• **Set task**:
Whenever a line below holds the word "text", copy that line.
— BEGIN —
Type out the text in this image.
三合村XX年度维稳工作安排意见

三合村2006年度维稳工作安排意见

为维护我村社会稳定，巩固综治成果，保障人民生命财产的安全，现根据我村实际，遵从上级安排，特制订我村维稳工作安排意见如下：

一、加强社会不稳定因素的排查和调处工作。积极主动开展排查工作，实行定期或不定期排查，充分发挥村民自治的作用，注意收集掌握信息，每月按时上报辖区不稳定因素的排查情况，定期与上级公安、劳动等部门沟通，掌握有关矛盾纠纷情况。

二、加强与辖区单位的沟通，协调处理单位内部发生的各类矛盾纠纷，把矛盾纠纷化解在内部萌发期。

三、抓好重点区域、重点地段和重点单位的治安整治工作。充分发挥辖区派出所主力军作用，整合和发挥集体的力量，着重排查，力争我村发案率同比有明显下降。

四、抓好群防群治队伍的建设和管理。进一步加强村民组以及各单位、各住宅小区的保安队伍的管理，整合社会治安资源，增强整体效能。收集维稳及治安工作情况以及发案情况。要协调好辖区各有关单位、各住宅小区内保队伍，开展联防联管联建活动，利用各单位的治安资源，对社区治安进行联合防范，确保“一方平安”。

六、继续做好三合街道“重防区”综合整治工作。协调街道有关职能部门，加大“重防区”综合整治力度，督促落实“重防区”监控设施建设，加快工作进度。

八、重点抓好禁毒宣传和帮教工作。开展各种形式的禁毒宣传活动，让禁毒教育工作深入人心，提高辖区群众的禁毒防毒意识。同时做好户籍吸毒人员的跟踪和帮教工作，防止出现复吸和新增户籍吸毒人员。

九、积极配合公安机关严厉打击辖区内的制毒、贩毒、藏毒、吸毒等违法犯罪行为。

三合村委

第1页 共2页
— END —
— BEGIN —
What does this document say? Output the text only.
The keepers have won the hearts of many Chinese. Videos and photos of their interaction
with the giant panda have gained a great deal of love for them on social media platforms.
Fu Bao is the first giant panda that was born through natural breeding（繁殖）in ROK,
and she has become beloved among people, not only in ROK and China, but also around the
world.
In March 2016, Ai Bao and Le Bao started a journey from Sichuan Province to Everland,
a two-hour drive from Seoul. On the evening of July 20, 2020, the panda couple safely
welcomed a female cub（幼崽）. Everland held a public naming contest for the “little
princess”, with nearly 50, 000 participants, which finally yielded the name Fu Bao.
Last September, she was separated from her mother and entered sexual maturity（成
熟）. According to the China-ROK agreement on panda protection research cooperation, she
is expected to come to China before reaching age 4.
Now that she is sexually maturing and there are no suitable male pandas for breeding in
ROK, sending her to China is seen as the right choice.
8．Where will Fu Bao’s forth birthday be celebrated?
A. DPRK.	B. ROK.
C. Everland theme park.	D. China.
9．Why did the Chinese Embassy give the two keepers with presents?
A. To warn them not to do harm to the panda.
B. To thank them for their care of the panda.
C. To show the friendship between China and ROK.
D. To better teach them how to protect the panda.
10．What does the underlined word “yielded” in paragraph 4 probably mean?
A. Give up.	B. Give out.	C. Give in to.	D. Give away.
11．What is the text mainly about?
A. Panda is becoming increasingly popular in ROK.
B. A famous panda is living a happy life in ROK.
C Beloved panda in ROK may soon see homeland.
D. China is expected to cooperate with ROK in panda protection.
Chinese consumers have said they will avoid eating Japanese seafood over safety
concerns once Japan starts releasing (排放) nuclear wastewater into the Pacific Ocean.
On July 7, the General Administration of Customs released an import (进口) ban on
— END —
— BEGIN —
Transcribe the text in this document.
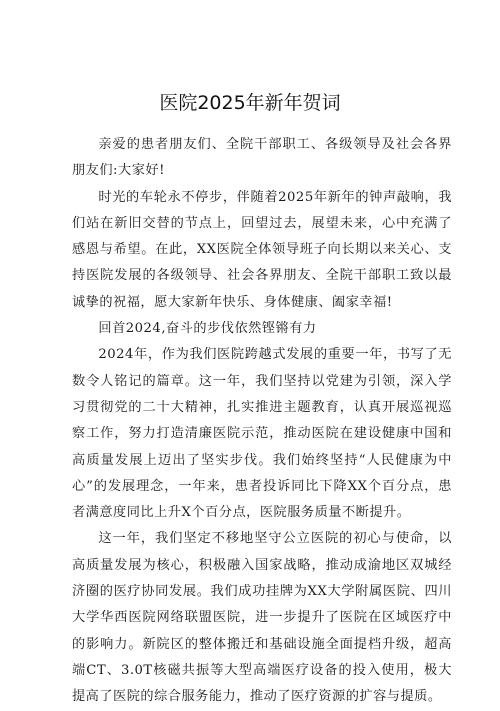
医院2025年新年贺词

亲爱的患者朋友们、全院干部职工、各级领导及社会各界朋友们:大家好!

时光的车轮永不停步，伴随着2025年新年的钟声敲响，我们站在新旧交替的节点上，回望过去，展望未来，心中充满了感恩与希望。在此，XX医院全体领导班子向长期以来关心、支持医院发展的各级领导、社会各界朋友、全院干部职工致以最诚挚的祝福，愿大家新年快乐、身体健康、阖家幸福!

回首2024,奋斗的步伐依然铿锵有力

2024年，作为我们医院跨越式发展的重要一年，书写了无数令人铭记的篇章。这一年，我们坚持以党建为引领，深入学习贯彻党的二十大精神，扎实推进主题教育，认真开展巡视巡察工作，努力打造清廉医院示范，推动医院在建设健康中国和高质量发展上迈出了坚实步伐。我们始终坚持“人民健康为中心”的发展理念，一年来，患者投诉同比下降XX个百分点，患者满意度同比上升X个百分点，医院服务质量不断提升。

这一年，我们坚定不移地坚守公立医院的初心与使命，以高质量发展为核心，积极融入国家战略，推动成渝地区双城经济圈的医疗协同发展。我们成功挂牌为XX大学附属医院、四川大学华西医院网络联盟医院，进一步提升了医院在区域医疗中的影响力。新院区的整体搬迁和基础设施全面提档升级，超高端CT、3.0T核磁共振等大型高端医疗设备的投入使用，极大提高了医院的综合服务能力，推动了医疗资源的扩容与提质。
— END —
• **Solved exercise**:
Type out the text in this image.
What does this document say? Output the text only.
11．What is the text mainly about?
Transcribe the text in this document.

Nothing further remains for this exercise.